● SET TASK
Without including the pictures, copy out every line below.

━━━━━ SUPPLIED DATA

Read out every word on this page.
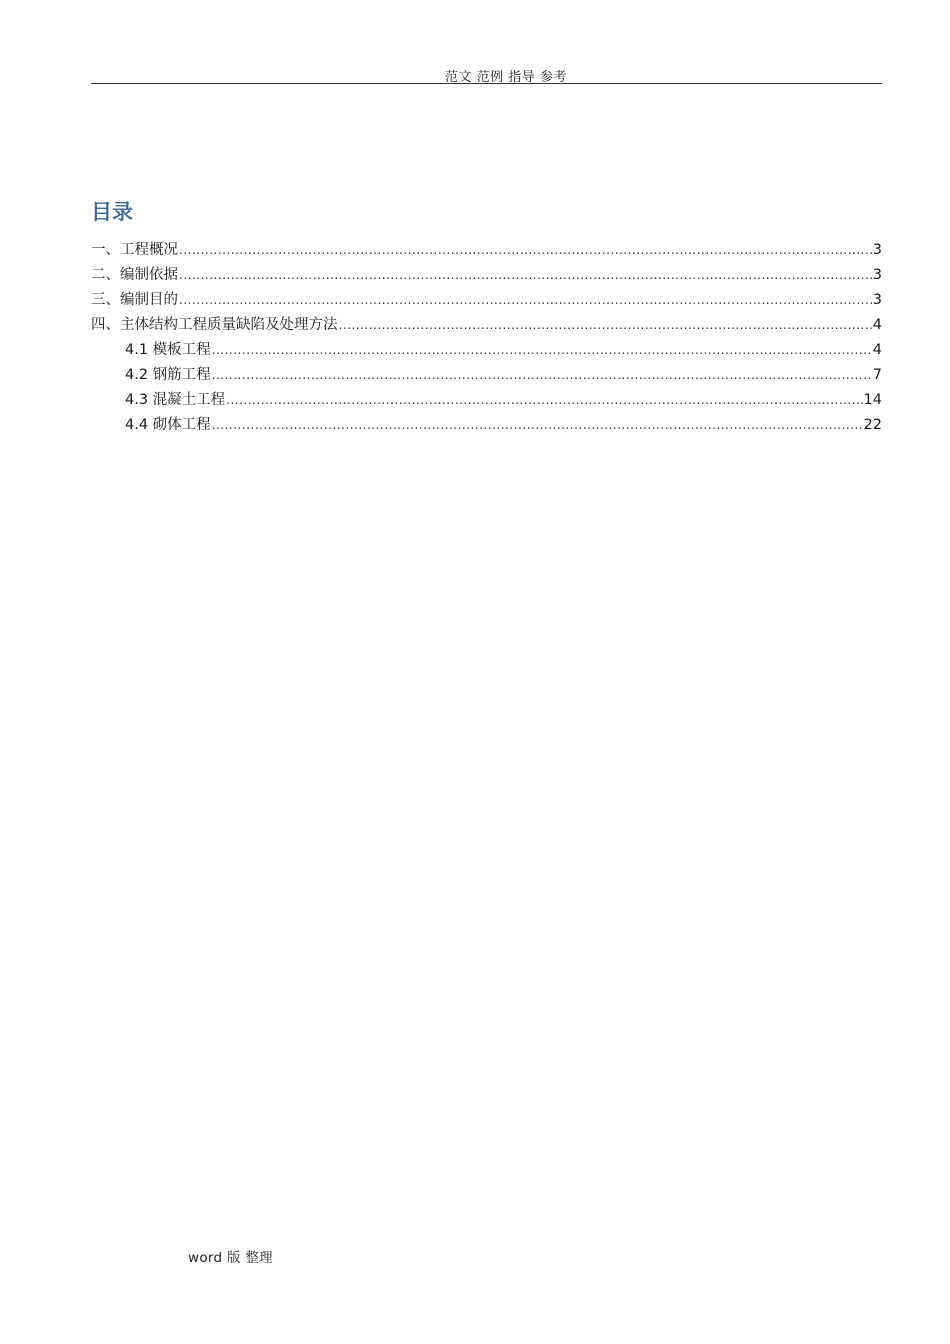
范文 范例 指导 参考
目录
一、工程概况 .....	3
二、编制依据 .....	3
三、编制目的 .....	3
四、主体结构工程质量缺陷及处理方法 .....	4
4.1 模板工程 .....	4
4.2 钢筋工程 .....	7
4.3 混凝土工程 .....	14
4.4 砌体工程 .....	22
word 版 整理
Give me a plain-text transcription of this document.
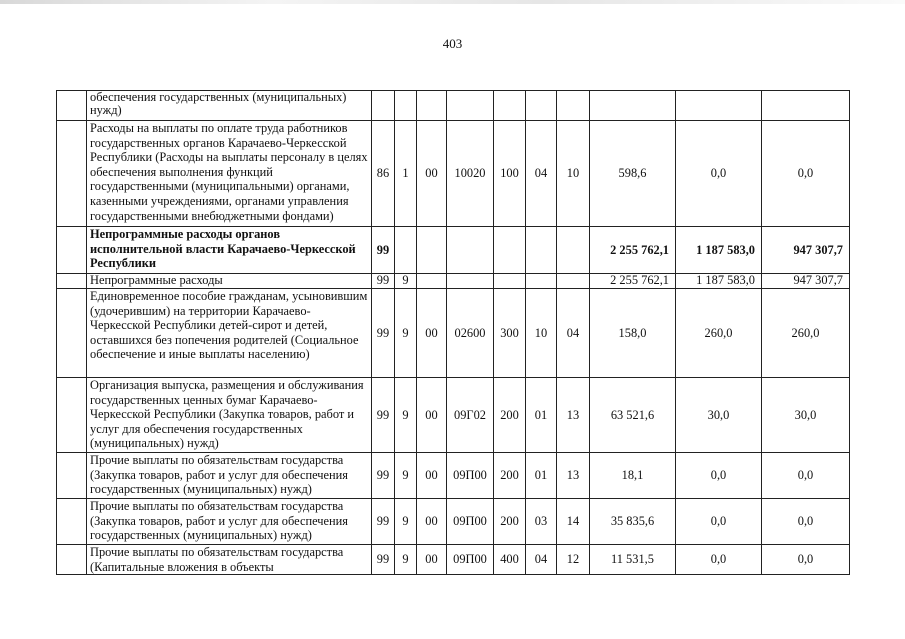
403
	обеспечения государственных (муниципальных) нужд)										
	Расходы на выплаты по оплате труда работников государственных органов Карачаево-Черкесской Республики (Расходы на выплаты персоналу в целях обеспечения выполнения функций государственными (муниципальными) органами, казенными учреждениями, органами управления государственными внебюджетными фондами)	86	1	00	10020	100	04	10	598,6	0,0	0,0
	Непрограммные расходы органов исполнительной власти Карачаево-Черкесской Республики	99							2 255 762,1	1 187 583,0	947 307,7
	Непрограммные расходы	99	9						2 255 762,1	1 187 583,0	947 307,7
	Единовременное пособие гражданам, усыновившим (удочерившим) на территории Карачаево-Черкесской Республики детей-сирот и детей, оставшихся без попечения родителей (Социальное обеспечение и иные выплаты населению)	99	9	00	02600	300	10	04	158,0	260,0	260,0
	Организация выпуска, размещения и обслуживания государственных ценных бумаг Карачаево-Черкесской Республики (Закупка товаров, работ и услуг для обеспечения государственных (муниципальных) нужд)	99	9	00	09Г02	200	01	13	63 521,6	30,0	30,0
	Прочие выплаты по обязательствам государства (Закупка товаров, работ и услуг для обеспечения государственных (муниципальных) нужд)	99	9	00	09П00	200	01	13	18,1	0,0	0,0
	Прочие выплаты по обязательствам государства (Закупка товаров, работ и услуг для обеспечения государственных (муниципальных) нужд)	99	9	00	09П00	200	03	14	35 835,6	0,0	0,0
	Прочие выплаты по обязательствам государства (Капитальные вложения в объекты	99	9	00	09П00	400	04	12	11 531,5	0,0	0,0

━━━━━━━━━━

● RESULT OF THIS EXERCISE
Read out every word on this page.
范文 范例 指导 参考
目录
一、工程概况 .....	3
二、编制依据 .....	3
三、编制目的 .....	3
四、主体结构工程质量缺陷及处理方法 .....	4
4.1 模板工程 .....	4
4.2 钢筋工程 .....	7
4.3 混凝土工程 .....	14
4.4 砌体工程 .....	22
word 版 整理
Give me a plain-text transcription of this document.
403
	обеспечения государственных (муниципальных) нужд)										
	Расходы на выплаты по оплате труда работников государственных органов Карачаево-Черкесской Республики (Расходы на выплаты персоналу в целях обеспечения выполнения функций государственными (муниципальными) органами, казенными учреждениями, органами управления государственными внебюджетными фондами)	86	1	00	10020	100	04	10	598,6	0,0	0,0
	Непрограммные расходы органов исполнительной власти Карачаево-Черкесской Республики	99							2 255 762,1	1 187 583,0	947 307,7
	Непрограммные расходы	99	9						2 255 762,1	1 187 583,0	947 307,7
	Единовременное пособие гражданам, усыновившим (удочерившим) на территории Карачаево-Черкесской Республики детей-сирот и детей, оставшихся без попечения родителей (Социальное обеспечение и иные выплаты населению)	99	9	00	02600	300	10	04	158,0	260,0	260,0
	Организация выпуска, размещения и обслуживания государственных ценных бумаг Карачаево-Черкесской Республики (Закупка товаров, работ и услуг для обеспечения государственных (муниципальных) нужд)	99	9	00	09Г02	200	01	13	63 521,6	30,0	30,0
	Прочие выплаты по обязательствам государства (Закупка товаров, работ и услуг для обеспечения государственных (муниципальных) нужд)	99	9	00	09П00	200	01	13	18,1	0,0	0,0
	Прочие выплаты по обязательствам государства (Закупка товаров, работ и услуг для обеспечения государственных (муниципальных) нужд)	99	9	00	09П00	200	03	14	35 835,6	0,0	0,0
	Прочие выплаты по обязательствам государства (Капитальные вложения в объекты	99	9	00	09П00	400	04	12	11 531,5	0,0	0,0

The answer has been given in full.